▶ [Entries from a dataset]
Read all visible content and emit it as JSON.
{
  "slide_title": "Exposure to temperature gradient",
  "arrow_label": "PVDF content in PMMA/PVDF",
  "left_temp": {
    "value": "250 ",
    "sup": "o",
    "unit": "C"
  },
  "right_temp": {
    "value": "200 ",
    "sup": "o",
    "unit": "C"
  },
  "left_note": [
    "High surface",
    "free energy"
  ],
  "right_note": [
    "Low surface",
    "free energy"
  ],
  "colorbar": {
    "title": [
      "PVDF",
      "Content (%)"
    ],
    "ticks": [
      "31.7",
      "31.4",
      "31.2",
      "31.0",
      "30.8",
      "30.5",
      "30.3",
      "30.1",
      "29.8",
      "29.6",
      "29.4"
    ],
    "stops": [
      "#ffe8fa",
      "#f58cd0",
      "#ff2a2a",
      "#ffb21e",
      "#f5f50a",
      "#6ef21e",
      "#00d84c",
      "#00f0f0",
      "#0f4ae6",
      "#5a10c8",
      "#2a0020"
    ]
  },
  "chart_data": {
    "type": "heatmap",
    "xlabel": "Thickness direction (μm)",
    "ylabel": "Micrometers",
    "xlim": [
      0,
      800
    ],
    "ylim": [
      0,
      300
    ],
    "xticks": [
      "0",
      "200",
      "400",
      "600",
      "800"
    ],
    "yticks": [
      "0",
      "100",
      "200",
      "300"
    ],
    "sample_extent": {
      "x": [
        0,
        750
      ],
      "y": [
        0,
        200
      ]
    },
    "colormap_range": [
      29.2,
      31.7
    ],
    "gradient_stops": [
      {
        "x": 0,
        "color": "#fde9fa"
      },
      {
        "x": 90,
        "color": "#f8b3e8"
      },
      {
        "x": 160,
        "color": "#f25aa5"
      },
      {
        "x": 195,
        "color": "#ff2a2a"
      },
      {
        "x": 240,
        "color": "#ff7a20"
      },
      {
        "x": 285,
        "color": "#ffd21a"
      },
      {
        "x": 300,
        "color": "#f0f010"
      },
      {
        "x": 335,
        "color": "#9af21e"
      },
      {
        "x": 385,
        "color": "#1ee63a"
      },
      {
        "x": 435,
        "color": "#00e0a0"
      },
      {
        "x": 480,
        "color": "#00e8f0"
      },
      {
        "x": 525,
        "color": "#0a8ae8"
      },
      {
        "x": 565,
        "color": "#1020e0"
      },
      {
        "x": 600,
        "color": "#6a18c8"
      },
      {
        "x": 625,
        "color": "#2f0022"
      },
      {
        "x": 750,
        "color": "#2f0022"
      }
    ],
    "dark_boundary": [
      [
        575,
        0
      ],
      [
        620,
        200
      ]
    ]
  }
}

▶ [GIVEN EXERCISE] Repeat each of the entries above precisely as given.

▶ [THE SOLUTION]
Read all visible content and emit it as JSON.
{
  "slide_title": "Exposure to temperature gradient",
  "arrow_label": "PVDF content in PMMA/PVDF",
  "left_temp": {
    "value": "250 ",
    "sup": "o",
    "unit": "C"
  },
  "right_temp": {
    "value": "200 ",
    "sup": "o",
    "unit": "C"
  },
  "left_note": [
    "High surface",
    "free energy"
  ],
  "right_note": [
    "Low surface",
    "free energy"
  ],
  "colorbar": {
    "title": [
      "PVDF",
      "Content (%)"
    ],
    "ticks": [
      "31.7",
      "31.4",
      "31.2",
      "31.0",
      "30.8",
      "30.5",
      "30.3",
      "30.1",
      "29.8",
      "29.6",
      "29.4"
    ],
    "stops": [
      "#ffe8fa",
      "#f58cd0",
      "#ff2a2a",
      "#ffb21e",
      "#f5f50a",
      "#6ef21e",
      "#00d84c",
      "#00f0f0",
      "#0f4ae6",
      "#5a10c8",
      "#2a0020"
    ]
  },
  "chart_data": {
    "type": "heatmap",
    "xlabel": "Thickness direction (μm)",
    "ylabel": "Micrometers",
    "xlim": [
      0,
      800
    ],
    "ylim": [
      0,
      300
    ],
    "xticks": [
      "0",
      "200",
      "400",
      "600",
      "800"
    ],
    "yticks": [
      "0",
      "100",
      "200",
      "300"
    ],
    "sample_extent": {
      "x": [
        0,
        750
      ],
      "y": [
        0,
        200
      ]
    },
    "colormap_range": [
      29.2,
      31.7
    ],
    "gradient_stops": [
      {
        "x": 0,
        "color": "#fde9fa"
      },
      {
        "x": 90,
        "color": "#f8b3e8"
      },
      {
        "x": 160,
        "color": "#f25aa5"
      },
      {
        "x": 195,
        "color": "#ff2a2a"
      },
      {
        "x": 240,
        "color": "#ff7a20"
      },
      {
        "x": 285,
        "color": "#ffd21a"
      },
      {
        "x": 300,
        "color": "#f0f010"
      },
      {
        "x": 335,
        "color": "#9af21e"
      },
      {
        "x": 385,
        "color": "#1ee63a"
      },
      {
        "x": 435,
        "color": "#00e0a0"
      },
      {
        "x": 480,
        "color": "#00e8f0"
      },
      {
        "x": 525,
        "color": "#0a8ae8"
      },
      {
        "x": 565,
        "color": "#1020e0"
      },
      {
        "x": 600,
        "color": "#6a18c8"
      },
      {
        "x": 625,
        "color": "#2f0022"
      },
      {
        "x": 750,
        "color": "#2f0022"
      }
    ],
    "dark_boundary": [
      [
        575,
        0
      ],
      [
        620,
        200
      ]
    ]
  }
}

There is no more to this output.